WHAT TO DO :: Your answer should be a single number: the count of lines containing "grid".

RECORDS FOR THIS TASK ::

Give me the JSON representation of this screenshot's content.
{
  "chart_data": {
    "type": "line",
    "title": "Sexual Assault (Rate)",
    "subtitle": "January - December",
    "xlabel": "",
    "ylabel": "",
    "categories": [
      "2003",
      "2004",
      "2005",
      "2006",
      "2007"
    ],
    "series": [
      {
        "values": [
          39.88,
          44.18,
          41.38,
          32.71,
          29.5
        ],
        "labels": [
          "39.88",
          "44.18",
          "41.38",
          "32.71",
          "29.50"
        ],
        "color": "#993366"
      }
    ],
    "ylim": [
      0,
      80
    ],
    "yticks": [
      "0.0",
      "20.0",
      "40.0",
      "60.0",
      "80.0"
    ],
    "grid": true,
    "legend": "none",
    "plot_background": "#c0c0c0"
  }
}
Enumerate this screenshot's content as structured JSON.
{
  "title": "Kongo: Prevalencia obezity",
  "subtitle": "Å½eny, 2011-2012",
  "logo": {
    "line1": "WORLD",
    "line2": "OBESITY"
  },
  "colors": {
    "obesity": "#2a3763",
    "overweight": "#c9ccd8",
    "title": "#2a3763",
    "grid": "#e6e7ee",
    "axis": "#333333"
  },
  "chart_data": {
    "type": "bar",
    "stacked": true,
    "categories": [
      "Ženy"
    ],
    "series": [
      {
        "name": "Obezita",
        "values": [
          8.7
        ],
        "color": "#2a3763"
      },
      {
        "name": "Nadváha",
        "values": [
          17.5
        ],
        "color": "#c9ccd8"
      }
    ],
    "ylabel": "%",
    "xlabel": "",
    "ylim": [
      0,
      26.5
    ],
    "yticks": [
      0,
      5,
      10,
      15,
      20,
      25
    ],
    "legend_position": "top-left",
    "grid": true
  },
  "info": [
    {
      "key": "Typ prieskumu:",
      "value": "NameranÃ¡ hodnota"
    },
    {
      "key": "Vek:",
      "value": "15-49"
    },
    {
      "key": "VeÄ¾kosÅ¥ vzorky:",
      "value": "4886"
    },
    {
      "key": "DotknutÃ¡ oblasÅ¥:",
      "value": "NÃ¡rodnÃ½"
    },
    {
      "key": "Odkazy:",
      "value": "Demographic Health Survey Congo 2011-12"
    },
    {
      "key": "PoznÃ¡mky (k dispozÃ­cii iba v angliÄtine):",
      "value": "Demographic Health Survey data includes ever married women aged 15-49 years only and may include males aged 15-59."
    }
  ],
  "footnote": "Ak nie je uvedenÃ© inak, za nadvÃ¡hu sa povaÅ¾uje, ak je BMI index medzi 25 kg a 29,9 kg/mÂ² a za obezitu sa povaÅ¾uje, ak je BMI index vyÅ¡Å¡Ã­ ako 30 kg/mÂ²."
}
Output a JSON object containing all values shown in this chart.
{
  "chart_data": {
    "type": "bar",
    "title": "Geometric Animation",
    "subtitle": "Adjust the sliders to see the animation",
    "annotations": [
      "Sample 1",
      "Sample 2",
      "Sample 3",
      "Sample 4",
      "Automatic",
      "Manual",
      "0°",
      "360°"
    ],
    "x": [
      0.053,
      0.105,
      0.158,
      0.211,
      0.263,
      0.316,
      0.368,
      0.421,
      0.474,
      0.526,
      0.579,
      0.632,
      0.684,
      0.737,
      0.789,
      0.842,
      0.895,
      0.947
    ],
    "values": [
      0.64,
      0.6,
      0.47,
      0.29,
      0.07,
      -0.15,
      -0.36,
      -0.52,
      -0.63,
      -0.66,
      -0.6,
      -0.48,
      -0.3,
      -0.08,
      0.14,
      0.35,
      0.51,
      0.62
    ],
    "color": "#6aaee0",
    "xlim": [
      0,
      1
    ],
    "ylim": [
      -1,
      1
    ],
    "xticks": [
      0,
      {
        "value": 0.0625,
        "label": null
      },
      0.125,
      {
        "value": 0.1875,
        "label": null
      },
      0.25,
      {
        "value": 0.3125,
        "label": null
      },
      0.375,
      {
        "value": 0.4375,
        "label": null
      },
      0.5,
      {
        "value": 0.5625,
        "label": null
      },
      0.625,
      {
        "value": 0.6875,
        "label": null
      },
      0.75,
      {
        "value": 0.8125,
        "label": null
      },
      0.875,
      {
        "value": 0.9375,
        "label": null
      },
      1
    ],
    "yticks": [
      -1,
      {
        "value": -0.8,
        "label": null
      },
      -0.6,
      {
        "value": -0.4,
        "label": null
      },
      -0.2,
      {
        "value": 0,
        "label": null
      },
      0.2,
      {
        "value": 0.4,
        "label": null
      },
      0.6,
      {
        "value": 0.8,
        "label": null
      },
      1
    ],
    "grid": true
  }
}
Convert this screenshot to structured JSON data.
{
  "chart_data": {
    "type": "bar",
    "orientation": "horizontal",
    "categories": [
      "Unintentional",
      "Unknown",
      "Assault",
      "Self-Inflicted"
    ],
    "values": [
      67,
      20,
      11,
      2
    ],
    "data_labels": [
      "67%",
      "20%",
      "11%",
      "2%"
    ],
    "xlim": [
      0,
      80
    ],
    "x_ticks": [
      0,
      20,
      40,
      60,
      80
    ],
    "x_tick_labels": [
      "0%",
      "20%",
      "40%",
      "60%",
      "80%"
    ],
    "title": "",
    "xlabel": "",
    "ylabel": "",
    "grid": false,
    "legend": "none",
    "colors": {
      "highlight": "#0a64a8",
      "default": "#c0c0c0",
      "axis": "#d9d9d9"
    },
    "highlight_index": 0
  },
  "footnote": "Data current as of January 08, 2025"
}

SOLUTION FOR THIS TASK :: 5